** start of RECORD SET **

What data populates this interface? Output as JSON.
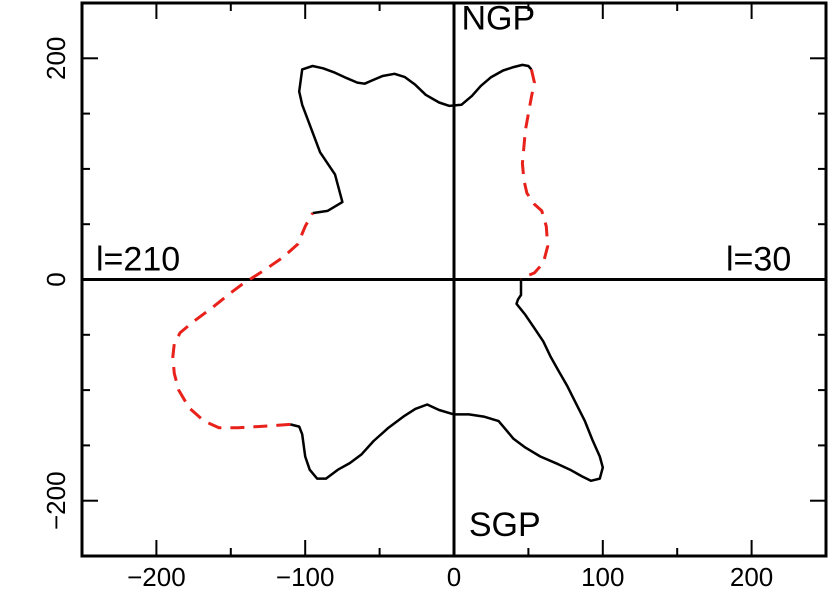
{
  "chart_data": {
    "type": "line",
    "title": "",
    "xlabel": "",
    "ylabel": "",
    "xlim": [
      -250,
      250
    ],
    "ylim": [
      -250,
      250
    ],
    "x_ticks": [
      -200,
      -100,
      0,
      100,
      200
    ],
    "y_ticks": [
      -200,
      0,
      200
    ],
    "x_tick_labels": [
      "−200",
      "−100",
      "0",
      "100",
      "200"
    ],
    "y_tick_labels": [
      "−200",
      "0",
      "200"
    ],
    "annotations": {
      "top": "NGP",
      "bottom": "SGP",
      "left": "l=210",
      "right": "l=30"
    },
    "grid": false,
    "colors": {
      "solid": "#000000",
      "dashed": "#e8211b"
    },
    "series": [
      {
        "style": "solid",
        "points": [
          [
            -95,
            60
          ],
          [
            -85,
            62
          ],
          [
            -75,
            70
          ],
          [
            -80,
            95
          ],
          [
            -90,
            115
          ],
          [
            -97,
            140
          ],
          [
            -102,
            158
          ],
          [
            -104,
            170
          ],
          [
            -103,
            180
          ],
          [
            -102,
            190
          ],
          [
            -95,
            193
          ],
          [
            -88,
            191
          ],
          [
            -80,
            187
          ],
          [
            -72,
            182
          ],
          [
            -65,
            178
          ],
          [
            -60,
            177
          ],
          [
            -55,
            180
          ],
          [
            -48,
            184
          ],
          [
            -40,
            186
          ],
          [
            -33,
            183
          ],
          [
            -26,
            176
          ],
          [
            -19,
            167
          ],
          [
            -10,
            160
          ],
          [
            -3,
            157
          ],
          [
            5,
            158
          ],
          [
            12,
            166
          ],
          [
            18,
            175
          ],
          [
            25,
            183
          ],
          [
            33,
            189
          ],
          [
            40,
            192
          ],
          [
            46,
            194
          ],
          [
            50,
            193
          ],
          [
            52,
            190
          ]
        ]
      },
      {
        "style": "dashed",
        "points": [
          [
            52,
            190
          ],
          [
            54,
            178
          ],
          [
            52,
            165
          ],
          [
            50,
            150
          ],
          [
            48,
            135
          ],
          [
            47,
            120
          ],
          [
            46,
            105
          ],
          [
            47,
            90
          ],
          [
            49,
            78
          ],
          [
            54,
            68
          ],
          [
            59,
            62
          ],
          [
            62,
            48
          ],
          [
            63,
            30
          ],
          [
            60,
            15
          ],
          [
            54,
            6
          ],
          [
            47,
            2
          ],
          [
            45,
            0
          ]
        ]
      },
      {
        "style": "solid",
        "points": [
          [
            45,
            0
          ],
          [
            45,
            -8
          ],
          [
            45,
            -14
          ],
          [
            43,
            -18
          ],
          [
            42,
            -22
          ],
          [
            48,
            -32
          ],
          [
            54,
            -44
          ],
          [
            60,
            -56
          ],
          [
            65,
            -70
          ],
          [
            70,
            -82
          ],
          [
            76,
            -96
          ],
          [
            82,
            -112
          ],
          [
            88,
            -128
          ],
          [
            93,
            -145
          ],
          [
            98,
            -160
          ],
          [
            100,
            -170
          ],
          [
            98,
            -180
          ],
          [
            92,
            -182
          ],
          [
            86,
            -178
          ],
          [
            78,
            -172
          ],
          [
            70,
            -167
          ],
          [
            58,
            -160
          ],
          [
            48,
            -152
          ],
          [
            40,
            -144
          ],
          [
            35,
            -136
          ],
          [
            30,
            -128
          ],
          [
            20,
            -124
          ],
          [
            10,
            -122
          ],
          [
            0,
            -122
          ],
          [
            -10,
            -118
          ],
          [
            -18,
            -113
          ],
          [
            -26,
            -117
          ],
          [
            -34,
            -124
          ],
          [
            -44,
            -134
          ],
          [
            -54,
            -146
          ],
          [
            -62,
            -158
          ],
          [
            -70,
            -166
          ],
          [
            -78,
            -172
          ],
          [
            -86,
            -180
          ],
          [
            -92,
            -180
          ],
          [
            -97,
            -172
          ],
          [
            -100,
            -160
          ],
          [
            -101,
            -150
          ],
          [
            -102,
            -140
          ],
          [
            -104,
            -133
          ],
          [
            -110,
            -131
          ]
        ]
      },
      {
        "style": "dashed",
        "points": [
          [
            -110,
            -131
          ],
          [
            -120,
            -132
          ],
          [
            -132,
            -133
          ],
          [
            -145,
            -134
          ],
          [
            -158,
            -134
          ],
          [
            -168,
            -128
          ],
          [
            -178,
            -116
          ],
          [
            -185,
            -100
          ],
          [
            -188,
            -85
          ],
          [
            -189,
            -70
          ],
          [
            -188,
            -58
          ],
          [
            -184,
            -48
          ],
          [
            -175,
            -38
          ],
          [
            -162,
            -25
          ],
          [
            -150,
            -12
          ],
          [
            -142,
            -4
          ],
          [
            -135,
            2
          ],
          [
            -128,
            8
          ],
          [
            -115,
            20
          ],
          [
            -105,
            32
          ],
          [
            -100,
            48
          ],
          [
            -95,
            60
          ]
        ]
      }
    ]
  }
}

** end of RECORD SET **

## TASK TO COMPLETE
Please write out all of the material above without changing a word, and omit any pictures.

## TASK RESPONSE
What data populates this interface? Output as JSON.
{
  "chart_data": {
    "type": "line",
    "title": "",
    "xlabel": "",
    "ylabel": "",
    "xlim": [
      -250,
      250
    ],
    "ylim": [
      -250,
      250
    ],
    "x_ticks": [
      -200,
      -100,
      0,
      100,
      200
    ],
    "y_ticks": [
      -200,
      0,
      200
    ],
    "x_tick_labels": [
      "−200",
      "−100",
      "0",
      "100",
      "200"
    ],
    "y_tick_labels": [
      "−200",
      "0",
      "200"
    ],
    "annotations": {
      "top": "NGP",
      "bottom": "SGP",
      "left": "l=210",
      "right": "l=30"
    },
    "grid": false,
    "colors": {
      "solid": "#000000",
      "dashed": "#e8211b"
    },
    "series": [
      {
        "style": "solid",
        "points": [
          [
            -95,
            60
          ],
          [
            -85,
            62
          ],
          [
            -75,
            70
          ],
          [
            -80,
            95
          ],
          [
            -90,
            115
          ],
          [
            -97,
            140
          ],
          [
            -102,
            158
          ],
          [
            -104,
            170
          ],
          [
            -103,
            180
          ],
          [
            -102,
            190
          ],
          [
            -95,
            193
          ],
          [
            -88,
            191
          ],
          [
            -80,
            187
          ],
          [
            -72,
            182
          ],
          [
            -65,
            178
          ],
          [
            -60,
            177
          ],
          [
            -55,
            180
          ],
          [
            -48,
            184
          ],
          [
            -40,
            186
          ],
          [
            -33,
            183
          ],
          [
            -26,
            176
          ],
          [
            -19,
            167
          ],
          [
            -10,
            160
          ],
          [
            -3,
            157
          ],
          [
            5,
            158
          ],
          [
            12,
            166
          ],
          [
            18,
            175
          ],
          [
            25,
            183
          ],
          [
            33,
            189
          ],
          [
            40,
            192
          ],
          [
            46,
            194
          ],
          [
            50,
            193
          ],
          [
            52,
            190
          ]
        ]
      },
      {
        "style": "dashed",
        "points": [
          [
            52,
            190
          ],
          [
            54,
            178
          ],
          [
            52,
            165
          ],
          [
            50,
            150
          ],
          [
            48,
            135
          ],
          [
            47,
            120
          ],
          [
            46,
            105
          ],
          [
            47,
            90
          ],
          [
            49,
            78
          ],
          [
            54,
            68
          ],
          [
            59,
            62
          ],
          [
            62,
            48
          ],
          [
            63,
            30
          ],
          [
            60,
            15
          ],
          [
            54,
            6
          ],
          [
            47,
            2
          ],
          [
            45,
            0
          ]
        ]
      },
      {
        "style": "solid",
        "points": [
          [
            45,
            0
          ],
          [
            45,
            -8
          ],
          [
            45,
            -14
          ],
          [
            43,
            -18
          ],
          [
            42,
            -22
          ],
          [
            48,
            -32
          ],
          [
            54,
            -44
          ],
          [
            60,
            -56
          ],
          [
            65,
            -70
          ],
          [
            70,
            -82
          ],
          [
            76,
            -96
          ],
          [
            82,
            -112
          ],
          [
            88,
            -128
          ],
          [
            93,
            -145
          ],
          [
            98,
            -160
          ],
          [
            100,
            -170
          ],
          [
            98,
            -180
          ],
          [
            92,
            -182
          ],
          [
            86,
            -178
          ],
          [
            78,
            -172
          ],
          [
            70,
            -167
          ],
          [
            58,
            -160
          ],
          [
            48,
            -152
          ],
          [
            40,
            -144
          ],
          [
            35,
            -136
          ],
          [
            30,
            -128
          ],
          [
            20,
            -124
          ],
          [
            10,
            -122
          ],
          [
            0,
            -122
          ],
          [
            -10,
            -118
          ],
          [
            -18,
            -113
          ],
          [
            -26,
            -117
          ],
          [
            -34,
            -124
          ],
          [
            -44,
            -134
          ],
          [
            -54,
            -146
          ],
          [
            -62,
            -158
          ],
          [
            -70,
            -166
          ],
          [
            -78,
            -172
          ],
          [
            -86,
            -180
          ],
          [
            -92,
            -180
          ],
          [
            -97,
            -172
          ],
          [
            -100,
            -160
          ],
          [
            -101,
            -150
          ],
          [
            -102,
            -140
          ],
          [
            -104,
            -133
          ],
          [
            -110,
            -131
          ]
        ]
      },
      {
        "style": "dashed",
        "points": [
          [
            -110,
            -131
          ],
          [
            -120,
            -132
          ],
          [
            -132,
            -133
          ],
          [
            -145,
            -134
          ],
          [
            -158,
            -134
          ],
          [
            -168,
            -128
          ],
          [
            -178,
            -116
          ],
          [
            -185,
            -100
          ],
          [
            -188,
            -85
          ],
          [
            -189,
            -70
          ],
          [
            -188,
            -58
          ],
          [
            -184,
            -48
          ],
          [
            -175,
            -38
          ],
          [
            -162,
            -25
          ],
          [
            -150,
            -12
          ],
          [
            -142,
            -4
          ],
          [
            -135,
            2
          ],
          [
            -128,
            8
          ],
          [
            -115,
            20
          ],
          [
            -105,
            32
          ],
          [
            -100,
            48
          ],
          [
            -95,
            60
          ]
        ]
      }
    ]
  }
}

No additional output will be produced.